Task
Repeat the records below exactly.

⟨

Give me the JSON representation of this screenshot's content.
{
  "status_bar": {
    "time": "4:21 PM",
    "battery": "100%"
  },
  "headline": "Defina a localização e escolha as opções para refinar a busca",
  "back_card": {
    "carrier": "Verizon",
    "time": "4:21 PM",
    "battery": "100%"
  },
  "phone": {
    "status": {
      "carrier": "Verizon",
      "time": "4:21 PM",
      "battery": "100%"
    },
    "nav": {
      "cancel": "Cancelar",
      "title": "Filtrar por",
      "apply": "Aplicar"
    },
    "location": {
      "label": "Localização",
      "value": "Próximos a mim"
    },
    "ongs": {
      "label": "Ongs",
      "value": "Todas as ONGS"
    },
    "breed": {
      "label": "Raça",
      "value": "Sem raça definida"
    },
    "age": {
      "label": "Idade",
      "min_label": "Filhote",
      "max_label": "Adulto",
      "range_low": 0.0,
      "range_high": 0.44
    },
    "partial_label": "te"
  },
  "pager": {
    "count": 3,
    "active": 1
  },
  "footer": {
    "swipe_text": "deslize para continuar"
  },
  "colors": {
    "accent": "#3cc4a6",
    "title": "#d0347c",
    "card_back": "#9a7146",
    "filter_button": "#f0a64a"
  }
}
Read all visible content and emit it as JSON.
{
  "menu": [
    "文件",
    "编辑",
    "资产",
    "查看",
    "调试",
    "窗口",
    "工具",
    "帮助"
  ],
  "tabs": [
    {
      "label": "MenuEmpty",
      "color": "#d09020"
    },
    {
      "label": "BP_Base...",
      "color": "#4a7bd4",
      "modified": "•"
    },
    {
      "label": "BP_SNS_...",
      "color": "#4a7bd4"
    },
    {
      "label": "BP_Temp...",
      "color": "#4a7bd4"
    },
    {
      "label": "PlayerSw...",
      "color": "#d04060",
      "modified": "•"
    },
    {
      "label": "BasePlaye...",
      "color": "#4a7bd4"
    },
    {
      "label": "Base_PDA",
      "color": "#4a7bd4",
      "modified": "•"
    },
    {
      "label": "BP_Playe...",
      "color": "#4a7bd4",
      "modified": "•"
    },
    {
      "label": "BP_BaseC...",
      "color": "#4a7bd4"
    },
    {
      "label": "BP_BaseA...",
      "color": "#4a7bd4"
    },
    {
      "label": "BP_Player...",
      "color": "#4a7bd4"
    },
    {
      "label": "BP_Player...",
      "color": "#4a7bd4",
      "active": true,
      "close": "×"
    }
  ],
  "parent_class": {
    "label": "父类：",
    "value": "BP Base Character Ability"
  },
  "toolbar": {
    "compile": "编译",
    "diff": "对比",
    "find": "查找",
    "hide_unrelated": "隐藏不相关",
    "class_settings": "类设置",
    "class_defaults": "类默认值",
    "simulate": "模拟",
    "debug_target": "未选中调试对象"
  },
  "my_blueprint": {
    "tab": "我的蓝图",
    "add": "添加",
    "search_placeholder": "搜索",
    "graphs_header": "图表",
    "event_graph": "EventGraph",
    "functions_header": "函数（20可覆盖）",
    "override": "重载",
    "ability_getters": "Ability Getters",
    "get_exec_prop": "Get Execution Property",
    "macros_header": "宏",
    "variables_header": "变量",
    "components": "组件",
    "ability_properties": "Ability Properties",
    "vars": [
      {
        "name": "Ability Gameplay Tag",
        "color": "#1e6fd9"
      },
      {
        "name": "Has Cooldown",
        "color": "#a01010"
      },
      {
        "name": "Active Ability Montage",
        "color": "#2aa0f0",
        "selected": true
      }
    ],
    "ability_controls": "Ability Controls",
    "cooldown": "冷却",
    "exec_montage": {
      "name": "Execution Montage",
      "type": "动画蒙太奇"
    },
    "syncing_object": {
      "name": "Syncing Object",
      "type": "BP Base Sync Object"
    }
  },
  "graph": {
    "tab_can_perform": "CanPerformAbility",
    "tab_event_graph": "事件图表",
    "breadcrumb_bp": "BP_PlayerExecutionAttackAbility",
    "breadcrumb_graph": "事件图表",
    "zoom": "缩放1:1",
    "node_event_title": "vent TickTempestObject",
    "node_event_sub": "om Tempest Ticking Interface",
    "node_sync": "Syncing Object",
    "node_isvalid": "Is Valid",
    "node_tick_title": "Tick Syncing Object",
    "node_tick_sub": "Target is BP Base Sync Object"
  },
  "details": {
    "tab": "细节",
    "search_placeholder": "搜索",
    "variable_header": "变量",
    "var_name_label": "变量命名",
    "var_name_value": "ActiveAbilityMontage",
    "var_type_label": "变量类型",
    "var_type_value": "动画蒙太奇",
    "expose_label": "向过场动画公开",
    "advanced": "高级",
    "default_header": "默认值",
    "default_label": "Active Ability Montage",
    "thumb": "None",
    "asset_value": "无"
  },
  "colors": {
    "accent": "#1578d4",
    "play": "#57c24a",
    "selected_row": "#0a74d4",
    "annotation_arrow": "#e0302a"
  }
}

⟩

Written answer
Give me the JSON representation of this screenshot's content.
{
  "status_bar": {
    "time": "4:21 PM",
    "battery": "100%"
  },
  "headline": "Defina a localização e escolha as opções para refinar a busca",
  "back_card": {
    "carrier": "Verizon",
    "time": "4:21 PM",
    "battery": "100%"
  },
  "phone": {
    "status": {
      "carrier": "Verizon",
      "time": "4:21 PM",
      "battery": "100%"
    },
    "nav": {
      "cancel": "Cancelar",
      "title": "Filtrar por",
      "apply": "Aplicar"
    },
    "location": {
      "label": "Localização",
      "value": "Próximos a mim"
    },
    "ongs": {
      "label": "Ongs",
      "value": "Todas as ONGS"
    },
    "breed": {
      "label": "Raça",
      "value": "Sem raça definida"
    },
    "age": {
      "label": "Idade",
      "min_label": "Filhote",
      "max_label": "Adulto",
      "range_low": 0.0,
      "range_high": 0.44
    },
    "partial_label": "te"
  },
  "pager": {
    "count": 3,
    "active": 1
  },
  "footer": {
    "swipe_text": "deslize para continuar"
  },
  "colors": {
    "accent": "#3cc4a6",
    "title": "#d0347c",
    "card_back": "#9a7146",
    "filter_button": "#f0a64a"
  }
}
Read all visible content and emit it as JSON.
{
  "menu": [
    "文件",
    "编辑",
    "资产",
    "查看",
    "调试",
    "窗口",
    "工具",
    "帮助"
  ],
  "tabs": [
    {
      "label": "MenuEmpty",
      "color": "#d09020"
    },
    {
      "label": "BP_Base...",
      "color": "#4a7bd4",
      "modified": "•"
    },
    {
      "label": "BP_SNS_...",
      "color": "#4a7bd4"
    },
    {
      "label": "BP_Temp...",
      "color": "#4a7bd4"
    },
    {
      "label": "PlayerSw...",
      "color": "#d04060",
      "modified": "•"
    },
    {
      "label": "BasePlaye...",
      "color": "#4a7bd4"
    },
    {
      "label": "Base_PDA",
      "color": "#4a7bd4",
      "modified": "•"
    },
    {
      "label": "BP_Playe...",
      "color": "#4a7bd4",
      "modified": "•"
    },
    {
      "label": "BP_BaseC...",
      "color": "#4a7bd4"
    },
    {
      "label": "BP_BaseA...",
      "color": "#4a7bd4"
    },
    {
      "label": "BP_Player...",
      "color": "#4a7bd4"
    },
    {
      "label": "BP_Player...",
      "color": "#4a7bd4",
      "active": true,
      "close": "×"
    }
  ],
  "parent_class": {
    "label": "父类：",
    "value": "BP Base Character Ability"
  },
  "toolbar": {
    "compile": "编译",
    "diff": "对比",
    "find": "查找",
    "hide_unrelated": "隐藏不相关",
    "class_settings": "类设置",
    "class_defaults": "类默认值",
    "simulate": "模拟",
    "debug_target": "未选中调试对象"
  },
  "my_blueprint": {
    "tab": "我的蓝图",
    "add": "添加",
    "search_placeholder": "搜索",
    "graphs_header": "图表",
    "event_graph": "EventGraph",
    "functions_header": "函数（20可覆盖）",
    "override": "重载",
    "ability_getters": "Ability Getters",
    "get_exec_prop": "Get Execution Property",
    "macros_header": "宏",
    "variables_header": "变量",
    "components": "组件",
    "ability_properties": "Ability Properties",
    "vars": [
      {
        "name": "Ability Gameplay Tag",
        "color": "#1e6fd9"
      },
      {
        "name": "Has Cooldown",
        "color": "#a01010"
      },
      {
        "name": "Active Ability Montage",
        "color": "#2aa0f0",
        "selected": true
      }
    ],
    "ability_controls": "Ability Controls",
    "cooldown": "冷却",
    "exec_montage": {
      "name": "Execution Montage",
      "type": "动画蒙太奇"
    },
    "syncing_object": {
      "name": "Syncing Object",
      "type": "BP Base Sync Object"
    }
  },
  "graph": {
    "tab_can_perform": "CanPerformAbility",
    "tab_event_graph": "事件图表",
    "breadcrumb_bp": "BP_PlayerExecutionAttackAbility",
    "breadcrumb_graph": "事件图表",
    "zoom": "缩放1:1",
    "node_event_title": "vent TickTempestObject",
    "node_event_sub": "om Tempest Ticking Interface",
    "node_sync": "Syncing Object",
    "node_isvalid": "Is Valid",
    "node_tick_title": "Tick Syncing Object",
    "node_tick_sub": "Target is BP Base Sync Object"
  },
  "details": {
    "tab": "细节",
    "search_placeholder": "搜索",
    "variable_header": "变量",
    "var_name_label": "变量命名",
    "var_name_value": "ActiveAbilityMontage",
    "var_type_label": "变量类型",
    "var_type_value": "动画蒙太奇",
    "expose_label": "向过场动画公开",
    "advanced": "高级",
    "default_header": "默认值",
    "default_label": "Active Ability Montage",
    "thumb": "None",
    "asset_value": "无"
  },
  "colors": {
    "accent": "#1578d4",
    "play": "#57c24a",
    "selected_row": "#0a74d4",
    "annotation_arrow": "#e0302a"
  }
}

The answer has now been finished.